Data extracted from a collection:

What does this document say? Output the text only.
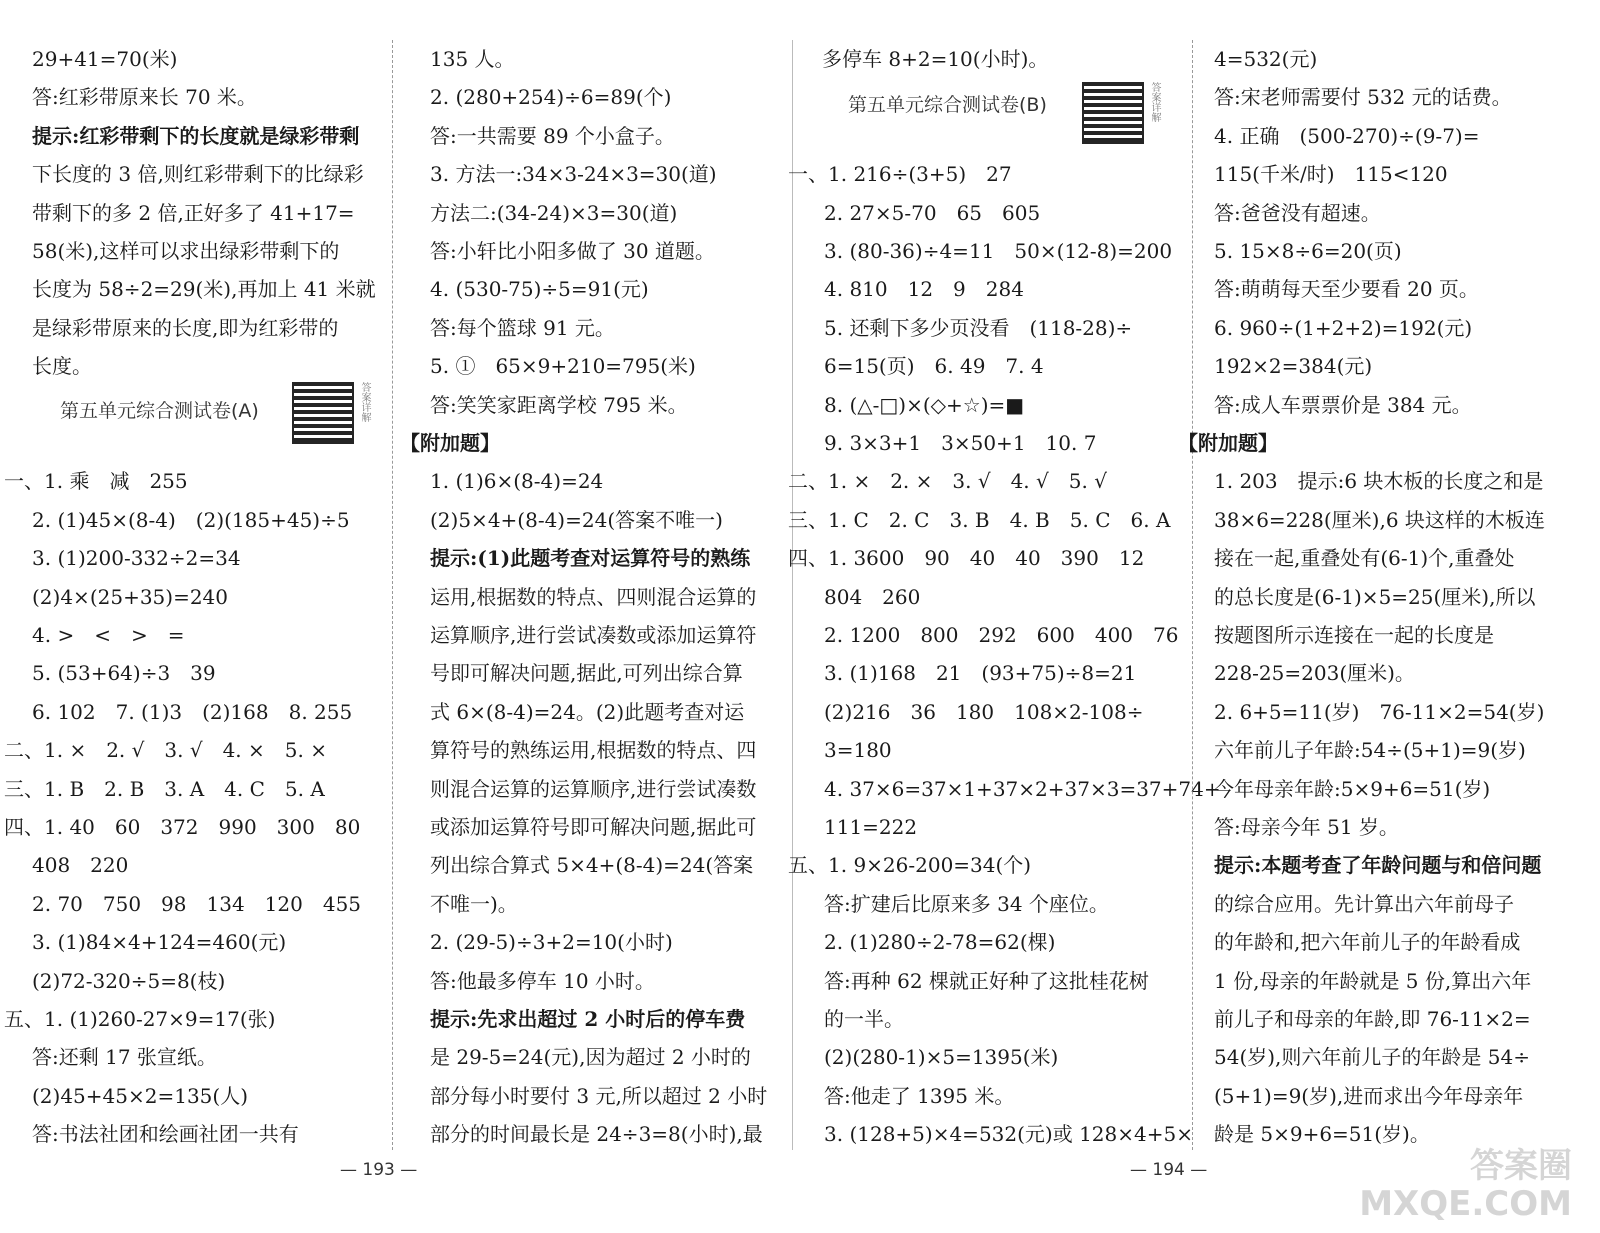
29+41=70(米)
答:红彩带原来长 70 米。
提示:红彩带剩下的长度就是绿彩带剩
下长度的 3 倍,则红彩带剩下的比绿彩
带剩下的多 2 倍,正好多了 41+17=
58(米),这样可以求出绿彩带剩下的
长度为 58÷2=29(米),再加上 41 米就
是绿彩带原来的长度,即为红彩带的
长度。
第五单元综合测试卷(A)	答案详解
一、1. 乘　减　255
2. (1)45×(8-4)　(2)(185+45)÷5
3. (1)200-332÷2=34
(2)4×(25+35)=240
4. >　<　>　=
5. (53+64)÷3　39
6. 102　7. (1)3　(2)168　8. 255
二、1. ×　2. √　3. √　4. ×　5. ×
三、1. B　2. B　3. A　4. C　5. A
四、1. 40　60　372　990　300　80
408　220
2. 70　750　98　134　120　455
3. (1)84×4+124=460(元)
(2)72-320÷5=8(枝)
五、1. (1)260-27×9=17(张)
答:还剩 17 张宣纸。
(2)45+45×2=135(人)
答:书法社团和绘画社团一共有
135 人。
2. (280+254)÷6=89(个)
答:一共需要 89 个小盒子。
3. 方法一:34×3-24×3=30(道)
方法二:(34-24)×3=30(道)
答:小轩比小阳多做了 30 道题。
4. (530-75)÷5=91(元)
答:每个篮球 91 元。
5. ①　65×9+210=795(米)
答:笑笑家距离学校 795 米。
【附加题】
1. (1)6×(8-4)=24
(2)5×4+(8-4)=24(答案不唯一)
提示:(1)此题考查对运算符号的熟练
运用,根据数的特点、四则混合运算的
运算顺序,进行尝试凑数或添加运算符
号即可解决问题,据此,可列出综合算
式 6×(8-4)=24。(2)此题考查对运
算符号的熟练运用,根据数的特点、四
则混合运算的运算顺序,进行尝试凑数
或添加运算符号即可解决问题,据此可
列出综合算式 5×4+(8-4)=24(答案
不唯一)。
2. (29-5)÷3+2=10(小时)
答:他最多停车 10 小时。
提示:先求出超过 2 小时后的停车费
是 29-5=24(元),因为超过 2 小时的
部分每小时要付 3 元,所以超过 2 小时
部分的时间最长是 24÷3=8(小时),最
— 193 —
多停车 8+2=10(小时)。
第五单元综合测试卷(B)	答案详解
一、1. 216÷(3+5)　27
2. 27×5-70　65　605
3. (80-36)÷4=11　50×(12-8)=200
4. 810　12　9　284
5. 还剩下多少页没看　(118-28)÷
6=15(页)　6. 49　7. 4
8. (△-□)×(◇+☆)=■
9. 3×3+1　3×50+1　10. 7
二、1. ×　2. ×　3. √　4. √　5. √
三、1. C　2. C　3. B　4. B　5. C　6. A
四、1. 3600　90　40　40　390　12
804　260
2. 1200　800　292　600　400　76
3. (1)168　21　(93+75)÷8=21
(2)216　36　180　108×2-108÷
3=180
4. 37×6=37×1+37×2+37×3=37+74+
111=222
五、1. 9×26-200=34(个)
答:扩建后比原来多 34 个座位。
2. (1)280÷2-78=62(棵)
答:再种 62 棵就正好种了这批桂花树
的一半。
(2)(280-1)×5=1395(米)
答:他走了 1395 米。
3. (128+5)×4=532(元)或 128×4+5×
4=532(元)
答:宋老师需要付 532 元的话费。
4. 正确　(500-270)÷(9-7)=
115(千米/时)　115<120
答:爸爸没有超速。
5. 15×8÷6=20(页)
答:萌萌每天至少要看 20 页。
6. 960÷(1+2+2)=192(元)
192×2=384(元)
答:成人车票票价是 384 元。
【附加题】
1. 203　提示:6 块木板的长度之和是
38×6=228(厘米),6 块这样的木板连
接在一起,重叠处有(6-1)个,重叠处
的总长度是(6-1)×5=25(厘米),所以
按题图所示连接在一起的长度是
228-25=203(厘米)。
2. 6+5=11(岁)　76-11×2=54(岁)
六年前儿子年龄:54÷(5+1)=9(岁)
今年母亲年龄:5×9+6=51(岁)
答:母亲今年 51 岁。
提示:本题考查了年龄问题与和倍问题
的综合应用。先计算出六年前母子
的年龄和,把六年前儿子的年龄看成
1 份,母亲的年龄就是 5 份,算出六年
前儿子和母亲的年龄,即 76-11×2=
54(岁),则六年前儿子的年龄是 54÷
(5+1)=9(岁),进而求出今年母亲年
龄是 5×9+6=51(岁)。
— 194 —	答案圈
MXQE.COM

_Set problem_.
Each record above should come back exactly the same, only without its pictures.

_Solution for this problem_.
What does this document say? Output the text only.
29+41=70(米)
答:红彩带原来长 70 米。
提示:红彩带剩下的长度就是绿彩带剩
下长度的 3 倍,则红彩带剩下的比绿彩
带剩下的多 2 倍,正好多了 41+17=
58(米),这样可以求出绿彩带剩下的
长度为 58÷2=29(米),再加上 41 米就
是绿彩带原来的长度,即为红彩带的
长度。
第五单元综合测试卷(A)	答案详解
一、1. 乘　减　255
2. (1)45×(8-4)　(2)(185+45)÷5
3. (1)200-332÷2=34
(2)4×(25+35)=240
4. >　<　>　=
5. (53+64)÷3　39
6. 102　7. (1)3　(2)168　8. 255
二、1. ×　2. √　3. √　4. ×　5. ×
三、1. B　2. B　3. A　4. C　5. A
四、1. 40　60　372　990　300　80
408　220
2. 70　750　98　134　120　455
3. (1)84×4+124=460(元)
(2)72-320÷5=8(枝)
五、1. (1)260-27×9=17(张)
答:还剩 17 张宣纸。
(2)45+45×2=135(人)
答:书法社团和绘画社团一共有
135 人。
2. (280+254)÷6=89(个)
答:一共需要 89 个小盒子。
3. 方法一:34×3-24×3=30(道)
方法二:(34-24)×3=30(道)
答:小轩比小阳多做了 30 道题。
4. (530-75)÷5=91(元)
答:每个篮球 91 元。
5. ①　65×9+210=795(米)
答:笑笑家距离学校 795 米。
【附加题】
1. (1)6×(8-4)=24
(2)5×4+(8-4)=24(答案不唯一)
提示:(1)此题考查对运算符号的熟练
运用,根据数的特点、四则混合运算的
运算顺序,进行尝试凑数或添加运算符
号即可解决问题,据此,可列出综合算
式 6×(8-4)=24。(2)此题考查对运
算符号的熟练运用,根据数的特点、四
则混合运算的运算顺序,进行尝试凑数
或添加运算符号即可解决问题,据此可
列出综合算式 5×4+(8-4)=24(答案
不唯一)。
2. (29-5)÷3+2=10(小时)
答:他最多停车 10 小时。
提示:先求出超过 2 小时后的停车费
是 29-5=24(元),因为超过 2 小时的
部分每小时要付 3 元,所以超过 2 小时
部分的时间最长是 24÷3=8(小时),最
— 193 —
多停车 8+2=10(小时)。
第五单元综合测试卷(B)	答案详解
一、1. 216÷(3+5)　27
2. 27×5-70　65　605
3. (80-36)÷4=11　50×(12-8)=200
4. 810　12　9　284
5. 还剩下多少页没看　(118-28)÷
6=15(页)　6. 49　7. 4
8. (△-□)×(◇+☆)=■
9. 3×3+1　3×50+1　10. 7
二、1. ×　2. ×　3. √　4. √　5. √
三、1. C　2. C　3. B　4. B　5. C　6. A
四、1. 3600　90　40　40　390　12
804　260
2. 1200　800　292　600　400　76
3. (1)168　21　(93+75)÷8=21
(2)216　36　180　108×2-108÷
3=180
4. 37×6=37×1+37×2+37×3=37+74+
111=222
五、1. 9×26-200=34(个)
答:扩建后比原来多 34 个座位。
2. (1)280÷2-78=62(棵)
答:再种 62 棵就正好种了这批桂花树
的一半。
(2)(280-1)×5=1395(米)
答:他走了 1395 米。
3. (128+5)×4=532(元)或 128×4+5×
4=532(元)
答:宋老师需要付 532 元的话费。
4. 正确　(500-270)÷(9-7)=
115(千米/时)　115<120
答:爸爸没有超速。
5. 15×8÷6=20(页)
答:萌萌每天至少要看 20 页。
6. 960÷(1+2+2)=192(元)
192×2=384(元)
答:成人车票票价是 384 元。
【附加题】
1. 203　提示:6 块木板的长度之和是
38×6=228(厘米),6 块这样的木板连
接在一起,重叠处有(6-1)个,重叠处
的总长度是(6-1)×5=25(厘米),所以
按题图所示连接在一起的长度是
228-25=203(厘米)。
2. 6+5=11(岁)　76-11×2=54(岁)
六年前儿子年龄:54÷(5+1)=9(岁)
今年母亲年龄:5×9+6=51(岁)
答:母亲今年 51 岁。
提示:本题考查了年龄问题与和倍问题
的综合应用。先计算出六年前母子
的年龄和,把六年前儿子的年龄看成
1 份,母亲的年龄就是 5 份,算出六年
前儿子和母亲的年龄,即 76-11×2=
54(岁),则六年前儿子的年龄是 54÷
(5+1)=9(岁),进而求出今年母亲年
龄是 5×9+6=51(岁)。
— 194 —	答案圈
MXQE.COM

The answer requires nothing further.